# Consigne 1
Relevez toutes les personnes nommées dans le paragraphe du texte sur les écrivaines qui commence par « Nous discutions, entre écrivaines ».
# Consigne 2
Prolongez le texte sur les écrivaines en partant de sa dernière phrase.

Je repensais l’histoire littéraire du côté des auteures, recomposais une antériorité pour accéder à des perspectives nouvelles. Pourquoi les écrivaines, sauf exceptions, avaient-elles été si peu lues ? Les femmes avaient moins écrit, ce qui est un fait. Le critère était celui de la valeur littéraire. Fallait-il en déduire que leur livre était de moindre valeur ? Sur ce mot valeur que je n’écrivais ni ne prononçais en aucun lieu et en aucun temps, il fallait réfléchir.
Ayant perdu ma bibliothèque lors d’un incendie en 1982, je n’arriverai pas à composer la liste des livres marquants lus au cours de la décennie précédente. La courte liste suivante est composée de fictions inoubliables. Ainsi Les écrits de Laure, Sombre printemps d’Unica Zürn, Down Below de Leonora Carrington, Avant-garde de Marieluise Fleisser, SCUM manifesto de Valerie Solanas, Agua viva et La passion selon G. H. de Clarice Lispector, La cloche de détresse de Sylvia Plath, La malcastrée d’Emma Santos, Génie la folle et Le jour de congé d’Inès Cagnati.
Nous discutions, entre écrivaines, de Virginia Woolf, qui revenait à l’avant-scène. Marguerite Duras écrivait et faisait des films, Claire Lejeune publiait L’atelier, Françoise Collin, littéraire et philosophe, publiait Marieluise Fleisser et introduisait l’œuvre majeure d’Hannah Arendt.
Je nomme des ouvrages qui ont laissé des traces marquantes. Il y en a eu d’autres. Je ne mentionne pas les nouveaux livres de fiction ou les essais qui paraissaient durant ces années ; à titre d’exemple, parmi les essais, Les mots et les femmes de Marina Yaguello et Ce sexe qui n’en est pas un de Luce Irigaray.
La recomposition de ma formation littéraire affinait ma façon de penser et me rendait le goût d’écrire. La connaissance de l’histoire et des œuvres de femmes m’inscrivait dans des lignées, m’accordait le sentiment d’une continuité. Il existait des textes écrits par des femmes qui étaient d’une grande justesse d’expression, d’une force de réflexion à l’opposé des représentations que le canon littéraire dictait à propos des femmes qui avaient écrit.

# Entrées fournies
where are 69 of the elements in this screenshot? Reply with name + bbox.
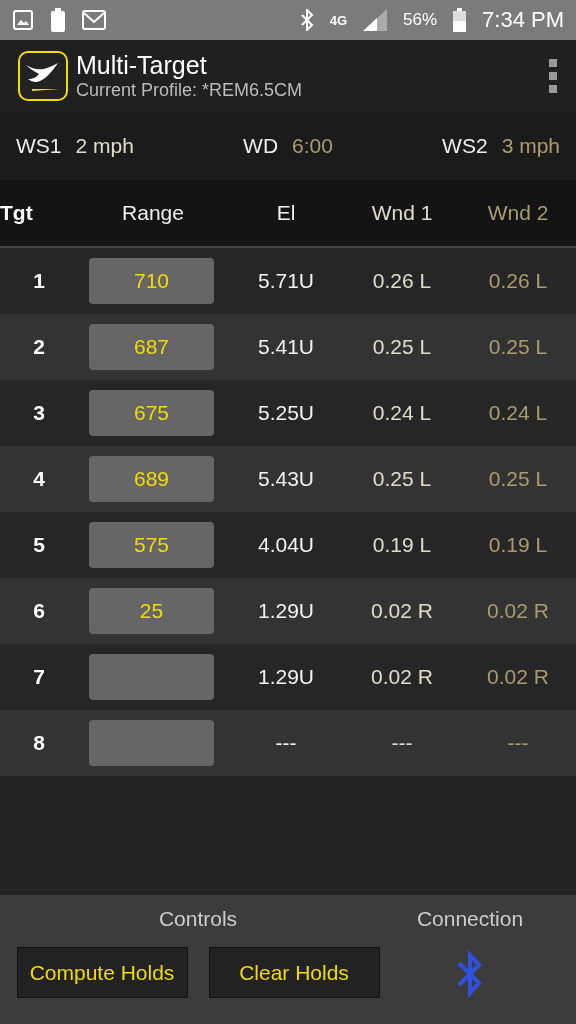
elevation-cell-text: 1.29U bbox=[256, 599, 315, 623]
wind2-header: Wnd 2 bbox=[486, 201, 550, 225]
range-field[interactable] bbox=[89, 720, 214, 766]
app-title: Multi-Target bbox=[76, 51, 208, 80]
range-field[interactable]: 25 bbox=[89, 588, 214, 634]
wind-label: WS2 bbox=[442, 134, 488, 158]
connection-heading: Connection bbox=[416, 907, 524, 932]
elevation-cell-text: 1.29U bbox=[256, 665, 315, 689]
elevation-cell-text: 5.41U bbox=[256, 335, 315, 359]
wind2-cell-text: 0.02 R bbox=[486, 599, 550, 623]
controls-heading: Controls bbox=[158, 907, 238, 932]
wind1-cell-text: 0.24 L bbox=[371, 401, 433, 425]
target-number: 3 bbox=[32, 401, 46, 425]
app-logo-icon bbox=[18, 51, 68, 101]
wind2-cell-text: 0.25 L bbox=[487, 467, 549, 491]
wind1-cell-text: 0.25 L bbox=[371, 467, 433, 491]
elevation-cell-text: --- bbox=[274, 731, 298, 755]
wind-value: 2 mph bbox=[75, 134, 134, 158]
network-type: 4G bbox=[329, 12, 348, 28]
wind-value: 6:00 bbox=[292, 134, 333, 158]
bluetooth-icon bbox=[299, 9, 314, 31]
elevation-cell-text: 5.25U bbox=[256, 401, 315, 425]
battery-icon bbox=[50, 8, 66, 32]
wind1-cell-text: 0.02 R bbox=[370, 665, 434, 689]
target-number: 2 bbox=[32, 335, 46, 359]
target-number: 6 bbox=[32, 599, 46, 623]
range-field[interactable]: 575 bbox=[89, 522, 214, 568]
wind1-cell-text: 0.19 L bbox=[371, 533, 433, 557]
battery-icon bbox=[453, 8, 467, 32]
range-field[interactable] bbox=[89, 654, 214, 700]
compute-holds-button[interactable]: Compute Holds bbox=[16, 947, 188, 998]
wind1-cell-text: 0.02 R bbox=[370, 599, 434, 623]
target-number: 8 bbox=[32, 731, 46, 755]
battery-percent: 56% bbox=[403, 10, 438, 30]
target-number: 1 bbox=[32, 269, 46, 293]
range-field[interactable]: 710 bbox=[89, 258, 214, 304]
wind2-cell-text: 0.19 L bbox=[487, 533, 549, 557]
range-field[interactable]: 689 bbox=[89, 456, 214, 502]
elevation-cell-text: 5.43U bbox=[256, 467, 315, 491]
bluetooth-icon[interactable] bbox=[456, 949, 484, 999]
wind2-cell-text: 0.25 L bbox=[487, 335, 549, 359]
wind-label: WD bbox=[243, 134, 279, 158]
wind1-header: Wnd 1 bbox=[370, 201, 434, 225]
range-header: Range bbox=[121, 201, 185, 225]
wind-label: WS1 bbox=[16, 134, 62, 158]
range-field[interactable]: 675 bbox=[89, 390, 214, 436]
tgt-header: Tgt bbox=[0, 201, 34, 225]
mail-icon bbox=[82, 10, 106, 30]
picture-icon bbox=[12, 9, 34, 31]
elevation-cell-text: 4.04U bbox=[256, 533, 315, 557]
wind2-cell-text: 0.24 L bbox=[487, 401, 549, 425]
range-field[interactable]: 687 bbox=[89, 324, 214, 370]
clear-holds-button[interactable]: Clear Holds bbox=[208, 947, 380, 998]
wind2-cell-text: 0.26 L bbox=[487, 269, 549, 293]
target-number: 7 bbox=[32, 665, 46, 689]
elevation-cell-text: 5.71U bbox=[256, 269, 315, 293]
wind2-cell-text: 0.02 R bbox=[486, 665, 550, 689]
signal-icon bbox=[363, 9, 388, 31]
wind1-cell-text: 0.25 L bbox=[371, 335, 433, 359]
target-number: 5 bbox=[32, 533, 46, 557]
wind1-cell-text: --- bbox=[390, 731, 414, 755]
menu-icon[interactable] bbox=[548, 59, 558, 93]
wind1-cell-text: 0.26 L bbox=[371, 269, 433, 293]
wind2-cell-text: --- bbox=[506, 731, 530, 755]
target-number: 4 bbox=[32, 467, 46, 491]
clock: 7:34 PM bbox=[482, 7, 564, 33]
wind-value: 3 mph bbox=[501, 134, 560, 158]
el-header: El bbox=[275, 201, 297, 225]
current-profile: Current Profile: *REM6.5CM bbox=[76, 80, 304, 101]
---
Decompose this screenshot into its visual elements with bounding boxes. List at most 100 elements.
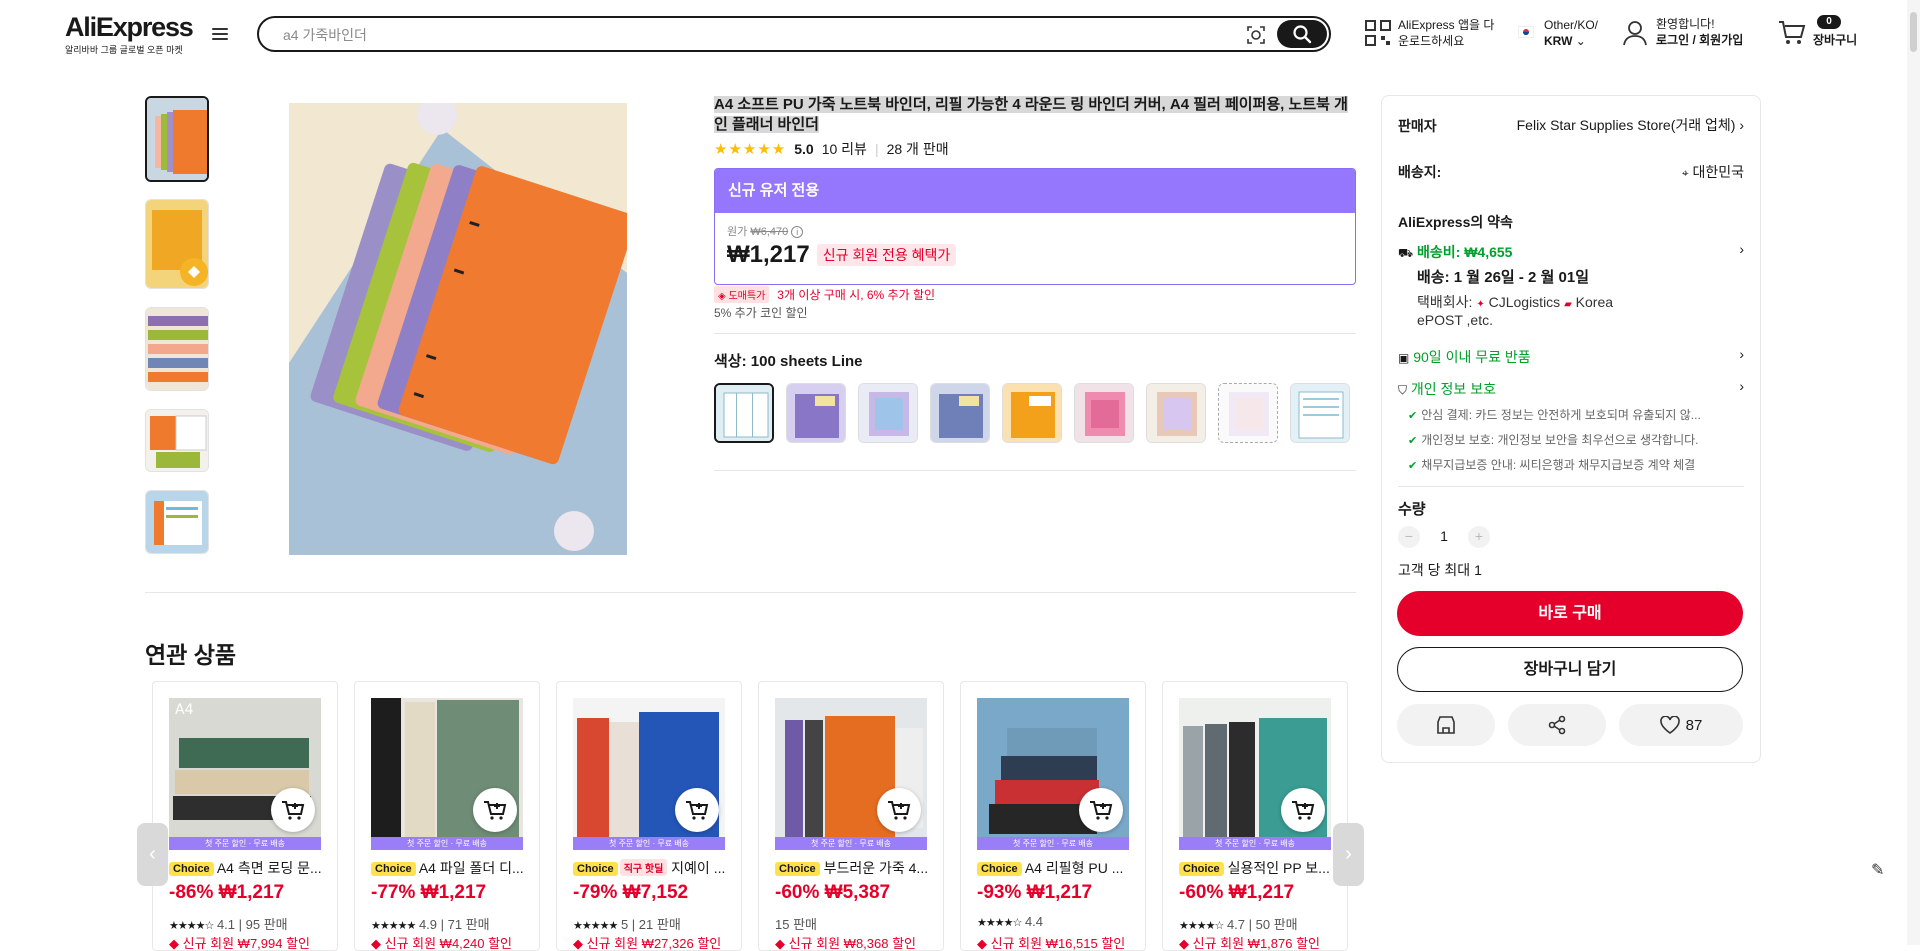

# Résultat de l'exercice 1
Virginia Woolf, Marguerite Duras, Claire Lejeune, Françoise Collin, Marieluise Fleisser, Hannah Arendt

# Résultat de l'exercice 2
Pendant des mois, je ne lisais plus de livres de femmes. Ma formation universitaire orientait mes choix de lecture. Mes inclinations culturelles étaient devenues naturelles, c’est dans l’ordre des choses. Il fallait que j’y réfléchisse, tant le désir des livres de femmes ne venait pas spontanément quand l’actualité littéraire ne se prêtait pas à des découvertes significatives. Je ratissais alors les bouquineries à la recherche de livres anciens. J’ai lu des auteures telles Jean Rhys, Carson McCullers et d’autres. Je découvrais un nouvel intérêt pour les grandes romancières anglaises du XIXe siècle que je relisais autrement, à partir de mes recherches incessantes.
Il est encore usuel de lire uniquement des ouvrages écrits par des hommes. Qui ne se répète pas que tout grand auteur est androgyne ? Qui n’a pas dit que les poètes sont les plus féminins des hommes ? Des femmes ont écrit ces aphorismes.
Que lit-on ? Comment choisit-on ses livres ? Il existe une forêt de livres. En 1971, après avoir lu La politique du mâle de Kate Millett, ma quête de livres signés par des femmes a commencé. Je m’aventurais avec lenteur et précaution, sachant distinguer la gauche politique de la droite, l’art d’avant-garde et expérimental de l’art traditionnel, l’écriture littéraire et les usages d’un langage journalistique. Si je passais outre les jugements globaux de sentimentalité, de mièvrerie – persuadée qu’une Simone de Beauvoir ne pouvait être l’exception confirmant la règle –, une signature de femme ne suffisait pas, n’a jamais suffi.
Dans L’entretien (Seuil, 2007) avec Christine Lecerf, Elfriede Jelinek dit que « le travail artistique des femmes est soumis à des critères d’évaluation spécifiquement masculins. Et c’est une forme de violence faite aux femmes. […] C’est une forme d’humiliation de se permettre de juger de mon travail selon des critères masculins. Il n’existe aucun critère esthétique du jugement esthétique qui soit émis par des femmes ».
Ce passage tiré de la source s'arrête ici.